_What needs to be done_
Sift the listing for lines that hold the string "battery" and pull them out.

_The records_
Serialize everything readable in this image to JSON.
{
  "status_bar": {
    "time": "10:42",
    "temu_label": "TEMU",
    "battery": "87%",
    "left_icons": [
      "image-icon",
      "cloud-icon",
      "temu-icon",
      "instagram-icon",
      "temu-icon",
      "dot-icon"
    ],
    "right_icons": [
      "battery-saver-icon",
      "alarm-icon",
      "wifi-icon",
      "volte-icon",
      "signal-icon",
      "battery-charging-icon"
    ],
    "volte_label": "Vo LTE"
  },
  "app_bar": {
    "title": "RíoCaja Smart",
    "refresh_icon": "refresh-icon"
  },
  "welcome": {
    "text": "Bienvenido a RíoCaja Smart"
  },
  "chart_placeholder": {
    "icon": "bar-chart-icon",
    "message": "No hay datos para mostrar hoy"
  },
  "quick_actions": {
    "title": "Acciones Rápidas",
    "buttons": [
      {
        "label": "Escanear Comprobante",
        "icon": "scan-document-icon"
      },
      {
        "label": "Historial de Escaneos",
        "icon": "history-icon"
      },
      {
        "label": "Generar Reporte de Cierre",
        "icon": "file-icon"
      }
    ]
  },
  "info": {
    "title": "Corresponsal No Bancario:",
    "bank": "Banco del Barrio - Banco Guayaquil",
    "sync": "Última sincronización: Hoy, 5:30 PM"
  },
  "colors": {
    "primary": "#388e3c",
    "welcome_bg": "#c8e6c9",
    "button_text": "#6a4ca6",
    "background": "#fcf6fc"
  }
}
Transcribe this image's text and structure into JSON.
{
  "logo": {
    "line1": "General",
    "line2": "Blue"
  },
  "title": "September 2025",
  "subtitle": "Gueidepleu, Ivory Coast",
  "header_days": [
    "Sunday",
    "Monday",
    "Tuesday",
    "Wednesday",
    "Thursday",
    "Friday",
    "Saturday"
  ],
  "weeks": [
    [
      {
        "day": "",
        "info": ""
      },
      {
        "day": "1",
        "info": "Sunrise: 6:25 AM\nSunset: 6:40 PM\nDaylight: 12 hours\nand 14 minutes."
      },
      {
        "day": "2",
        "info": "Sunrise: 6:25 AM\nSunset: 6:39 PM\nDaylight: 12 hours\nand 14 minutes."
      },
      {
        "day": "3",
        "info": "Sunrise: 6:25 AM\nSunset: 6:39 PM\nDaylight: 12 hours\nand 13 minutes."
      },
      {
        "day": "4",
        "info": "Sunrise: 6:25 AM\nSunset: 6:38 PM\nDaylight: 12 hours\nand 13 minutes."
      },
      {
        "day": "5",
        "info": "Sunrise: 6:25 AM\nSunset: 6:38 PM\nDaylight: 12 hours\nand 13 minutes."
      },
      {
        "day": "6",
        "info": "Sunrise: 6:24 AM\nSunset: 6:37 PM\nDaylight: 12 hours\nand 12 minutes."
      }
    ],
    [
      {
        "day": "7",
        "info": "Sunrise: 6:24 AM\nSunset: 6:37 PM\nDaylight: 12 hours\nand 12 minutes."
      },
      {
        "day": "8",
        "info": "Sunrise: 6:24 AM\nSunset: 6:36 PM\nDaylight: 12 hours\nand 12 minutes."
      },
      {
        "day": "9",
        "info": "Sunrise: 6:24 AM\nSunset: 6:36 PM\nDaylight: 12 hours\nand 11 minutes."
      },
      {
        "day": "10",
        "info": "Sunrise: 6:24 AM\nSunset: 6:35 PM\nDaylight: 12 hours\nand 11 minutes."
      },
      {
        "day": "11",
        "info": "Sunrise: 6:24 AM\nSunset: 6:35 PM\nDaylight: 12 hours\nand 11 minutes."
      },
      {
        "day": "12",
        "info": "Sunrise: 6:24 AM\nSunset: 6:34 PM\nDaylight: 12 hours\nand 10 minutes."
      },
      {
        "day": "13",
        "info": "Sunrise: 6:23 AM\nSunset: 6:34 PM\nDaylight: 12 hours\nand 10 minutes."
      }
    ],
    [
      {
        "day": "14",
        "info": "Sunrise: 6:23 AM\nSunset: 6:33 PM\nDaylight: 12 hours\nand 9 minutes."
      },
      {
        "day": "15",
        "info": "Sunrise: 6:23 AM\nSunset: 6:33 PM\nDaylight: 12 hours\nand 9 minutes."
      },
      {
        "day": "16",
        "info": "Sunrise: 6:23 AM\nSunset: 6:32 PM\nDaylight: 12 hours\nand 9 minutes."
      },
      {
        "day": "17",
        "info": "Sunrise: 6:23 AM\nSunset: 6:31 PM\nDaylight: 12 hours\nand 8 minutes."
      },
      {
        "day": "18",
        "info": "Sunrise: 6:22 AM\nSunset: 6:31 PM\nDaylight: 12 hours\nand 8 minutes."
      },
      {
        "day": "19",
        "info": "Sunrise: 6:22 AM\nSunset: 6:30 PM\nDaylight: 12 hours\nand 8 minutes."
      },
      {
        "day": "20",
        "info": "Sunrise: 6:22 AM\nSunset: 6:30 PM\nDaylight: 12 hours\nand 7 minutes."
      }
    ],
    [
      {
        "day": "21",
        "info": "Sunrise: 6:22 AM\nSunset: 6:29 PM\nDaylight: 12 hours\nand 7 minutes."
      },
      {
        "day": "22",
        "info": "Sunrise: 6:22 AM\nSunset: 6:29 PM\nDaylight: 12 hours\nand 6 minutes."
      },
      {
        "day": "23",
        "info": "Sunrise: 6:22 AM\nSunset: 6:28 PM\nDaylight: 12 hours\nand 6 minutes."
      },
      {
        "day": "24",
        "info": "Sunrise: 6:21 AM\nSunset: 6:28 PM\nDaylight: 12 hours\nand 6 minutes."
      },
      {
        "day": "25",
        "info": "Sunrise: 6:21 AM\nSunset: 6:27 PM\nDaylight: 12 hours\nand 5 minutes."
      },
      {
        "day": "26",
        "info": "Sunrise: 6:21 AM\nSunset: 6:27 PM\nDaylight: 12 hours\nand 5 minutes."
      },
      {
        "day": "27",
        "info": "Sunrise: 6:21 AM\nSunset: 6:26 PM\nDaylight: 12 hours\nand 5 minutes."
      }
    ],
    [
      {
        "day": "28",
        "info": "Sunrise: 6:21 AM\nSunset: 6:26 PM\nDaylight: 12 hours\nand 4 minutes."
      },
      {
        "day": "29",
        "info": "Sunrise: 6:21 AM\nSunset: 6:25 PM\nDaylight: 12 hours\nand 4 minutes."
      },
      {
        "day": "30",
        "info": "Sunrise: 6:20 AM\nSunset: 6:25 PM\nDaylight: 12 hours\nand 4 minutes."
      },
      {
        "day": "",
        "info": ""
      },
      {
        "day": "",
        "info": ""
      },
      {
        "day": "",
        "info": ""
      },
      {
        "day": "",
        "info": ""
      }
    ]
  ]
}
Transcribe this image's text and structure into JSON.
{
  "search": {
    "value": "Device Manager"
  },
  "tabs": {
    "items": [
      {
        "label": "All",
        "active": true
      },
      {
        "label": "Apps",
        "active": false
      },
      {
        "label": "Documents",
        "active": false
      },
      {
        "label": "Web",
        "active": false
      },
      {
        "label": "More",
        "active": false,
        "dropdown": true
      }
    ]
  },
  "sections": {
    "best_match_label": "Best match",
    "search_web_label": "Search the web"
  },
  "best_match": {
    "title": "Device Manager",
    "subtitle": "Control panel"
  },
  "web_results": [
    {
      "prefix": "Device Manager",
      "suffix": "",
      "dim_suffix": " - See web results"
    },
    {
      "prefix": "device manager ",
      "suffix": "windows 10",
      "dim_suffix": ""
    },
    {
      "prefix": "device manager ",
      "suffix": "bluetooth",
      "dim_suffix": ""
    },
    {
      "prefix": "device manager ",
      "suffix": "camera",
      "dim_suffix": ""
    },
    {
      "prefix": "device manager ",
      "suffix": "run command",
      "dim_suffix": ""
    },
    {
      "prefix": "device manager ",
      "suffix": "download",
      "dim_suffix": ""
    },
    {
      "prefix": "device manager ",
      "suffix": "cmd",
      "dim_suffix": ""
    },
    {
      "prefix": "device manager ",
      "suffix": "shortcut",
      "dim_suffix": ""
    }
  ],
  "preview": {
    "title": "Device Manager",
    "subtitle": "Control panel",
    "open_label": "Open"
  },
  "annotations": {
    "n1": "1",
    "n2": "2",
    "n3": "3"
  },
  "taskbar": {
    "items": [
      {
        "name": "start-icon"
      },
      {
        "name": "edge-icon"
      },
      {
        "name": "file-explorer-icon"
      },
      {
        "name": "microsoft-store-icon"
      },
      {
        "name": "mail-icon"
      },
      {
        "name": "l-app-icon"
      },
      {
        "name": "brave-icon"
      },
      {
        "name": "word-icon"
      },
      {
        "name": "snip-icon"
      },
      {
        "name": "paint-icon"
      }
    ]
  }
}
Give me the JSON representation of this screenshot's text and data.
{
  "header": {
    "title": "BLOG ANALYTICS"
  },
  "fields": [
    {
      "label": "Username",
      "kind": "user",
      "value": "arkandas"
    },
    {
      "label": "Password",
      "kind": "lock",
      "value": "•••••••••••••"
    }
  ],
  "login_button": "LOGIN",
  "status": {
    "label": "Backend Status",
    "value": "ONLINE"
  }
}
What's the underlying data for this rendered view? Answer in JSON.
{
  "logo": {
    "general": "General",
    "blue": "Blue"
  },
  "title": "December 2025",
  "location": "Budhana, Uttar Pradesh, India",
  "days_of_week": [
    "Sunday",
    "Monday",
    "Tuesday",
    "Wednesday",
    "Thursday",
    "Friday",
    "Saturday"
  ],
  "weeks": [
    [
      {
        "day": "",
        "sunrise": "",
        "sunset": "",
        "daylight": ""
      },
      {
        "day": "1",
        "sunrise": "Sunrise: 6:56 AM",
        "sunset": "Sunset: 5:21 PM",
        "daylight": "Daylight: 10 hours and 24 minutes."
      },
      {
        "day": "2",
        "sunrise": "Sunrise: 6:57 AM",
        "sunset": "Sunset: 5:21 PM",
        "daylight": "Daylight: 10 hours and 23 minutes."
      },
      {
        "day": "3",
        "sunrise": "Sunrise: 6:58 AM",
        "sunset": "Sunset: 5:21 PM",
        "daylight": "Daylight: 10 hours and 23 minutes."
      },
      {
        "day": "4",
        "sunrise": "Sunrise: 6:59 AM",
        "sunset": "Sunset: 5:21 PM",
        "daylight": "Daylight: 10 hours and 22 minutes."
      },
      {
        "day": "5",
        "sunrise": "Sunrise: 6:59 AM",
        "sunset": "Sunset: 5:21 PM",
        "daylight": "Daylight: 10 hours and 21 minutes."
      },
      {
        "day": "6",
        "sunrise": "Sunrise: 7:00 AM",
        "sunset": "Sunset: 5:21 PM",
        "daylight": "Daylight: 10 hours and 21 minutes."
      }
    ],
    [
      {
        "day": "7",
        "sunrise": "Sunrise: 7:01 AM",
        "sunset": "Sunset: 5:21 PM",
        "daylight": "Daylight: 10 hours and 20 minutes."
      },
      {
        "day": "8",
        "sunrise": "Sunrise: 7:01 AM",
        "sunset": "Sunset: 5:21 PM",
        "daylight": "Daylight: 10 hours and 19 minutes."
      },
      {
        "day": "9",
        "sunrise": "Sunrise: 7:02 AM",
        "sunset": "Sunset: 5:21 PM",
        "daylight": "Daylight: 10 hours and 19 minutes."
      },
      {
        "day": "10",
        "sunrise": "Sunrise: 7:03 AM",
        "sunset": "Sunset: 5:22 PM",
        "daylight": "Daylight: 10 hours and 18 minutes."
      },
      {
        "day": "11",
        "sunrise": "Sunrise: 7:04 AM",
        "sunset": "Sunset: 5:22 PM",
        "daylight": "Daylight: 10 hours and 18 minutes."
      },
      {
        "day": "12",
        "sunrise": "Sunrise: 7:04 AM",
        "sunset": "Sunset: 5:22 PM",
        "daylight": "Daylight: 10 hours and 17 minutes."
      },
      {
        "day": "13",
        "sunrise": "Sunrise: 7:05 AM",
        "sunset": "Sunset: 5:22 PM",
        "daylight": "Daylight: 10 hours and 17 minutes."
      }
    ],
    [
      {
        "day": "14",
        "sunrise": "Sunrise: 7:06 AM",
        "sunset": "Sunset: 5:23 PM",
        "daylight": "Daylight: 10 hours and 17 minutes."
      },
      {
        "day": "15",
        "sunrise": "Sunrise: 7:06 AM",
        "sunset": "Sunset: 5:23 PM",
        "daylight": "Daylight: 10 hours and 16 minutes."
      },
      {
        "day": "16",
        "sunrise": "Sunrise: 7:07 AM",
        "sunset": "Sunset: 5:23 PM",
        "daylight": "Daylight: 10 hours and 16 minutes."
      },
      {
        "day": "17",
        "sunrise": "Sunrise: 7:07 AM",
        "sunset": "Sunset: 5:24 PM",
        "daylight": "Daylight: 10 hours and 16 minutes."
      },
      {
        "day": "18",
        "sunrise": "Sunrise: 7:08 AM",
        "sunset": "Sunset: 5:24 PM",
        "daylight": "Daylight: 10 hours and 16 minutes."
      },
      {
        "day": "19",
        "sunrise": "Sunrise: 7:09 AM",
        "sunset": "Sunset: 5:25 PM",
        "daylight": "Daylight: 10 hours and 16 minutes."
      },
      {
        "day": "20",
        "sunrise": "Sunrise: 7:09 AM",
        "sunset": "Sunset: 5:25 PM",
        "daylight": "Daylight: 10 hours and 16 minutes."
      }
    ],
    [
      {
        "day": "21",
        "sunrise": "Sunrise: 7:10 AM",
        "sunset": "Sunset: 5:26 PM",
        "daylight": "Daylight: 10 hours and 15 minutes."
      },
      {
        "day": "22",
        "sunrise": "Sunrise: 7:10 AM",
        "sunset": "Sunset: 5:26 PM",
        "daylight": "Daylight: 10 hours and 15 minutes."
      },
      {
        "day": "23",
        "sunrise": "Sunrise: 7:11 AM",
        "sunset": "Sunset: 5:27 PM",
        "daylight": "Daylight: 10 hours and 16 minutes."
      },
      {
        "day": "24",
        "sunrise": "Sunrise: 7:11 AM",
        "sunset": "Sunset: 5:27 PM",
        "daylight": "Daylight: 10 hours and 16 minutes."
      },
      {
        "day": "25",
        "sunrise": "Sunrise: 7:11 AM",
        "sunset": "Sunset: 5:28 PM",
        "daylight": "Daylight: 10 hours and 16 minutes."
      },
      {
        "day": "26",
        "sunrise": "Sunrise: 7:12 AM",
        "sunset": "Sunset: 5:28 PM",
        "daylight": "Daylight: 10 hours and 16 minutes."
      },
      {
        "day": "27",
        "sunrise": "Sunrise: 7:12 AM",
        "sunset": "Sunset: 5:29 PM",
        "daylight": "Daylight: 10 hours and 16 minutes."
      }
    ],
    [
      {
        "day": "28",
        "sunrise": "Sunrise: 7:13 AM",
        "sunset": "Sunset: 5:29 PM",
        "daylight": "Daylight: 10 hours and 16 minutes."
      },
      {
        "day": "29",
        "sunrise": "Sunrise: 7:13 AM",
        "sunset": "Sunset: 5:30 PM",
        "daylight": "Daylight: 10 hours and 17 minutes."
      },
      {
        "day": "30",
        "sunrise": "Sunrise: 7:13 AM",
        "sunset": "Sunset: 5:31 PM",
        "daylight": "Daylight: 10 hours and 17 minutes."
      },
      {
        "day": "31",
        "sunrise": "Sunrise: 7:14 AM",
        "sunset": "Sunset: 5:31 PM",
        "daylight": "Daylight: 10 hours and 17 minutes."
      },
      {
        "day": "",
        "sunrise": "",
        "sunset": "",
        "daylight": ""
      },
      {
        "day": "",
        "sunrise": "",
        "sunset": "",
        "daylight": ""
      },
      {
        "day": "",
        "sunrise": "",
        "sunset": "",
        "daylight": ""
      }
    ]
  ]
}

_Full solution_
    "battery": "87%",
      "battery-saver-icon",
      "battery-charging-icon"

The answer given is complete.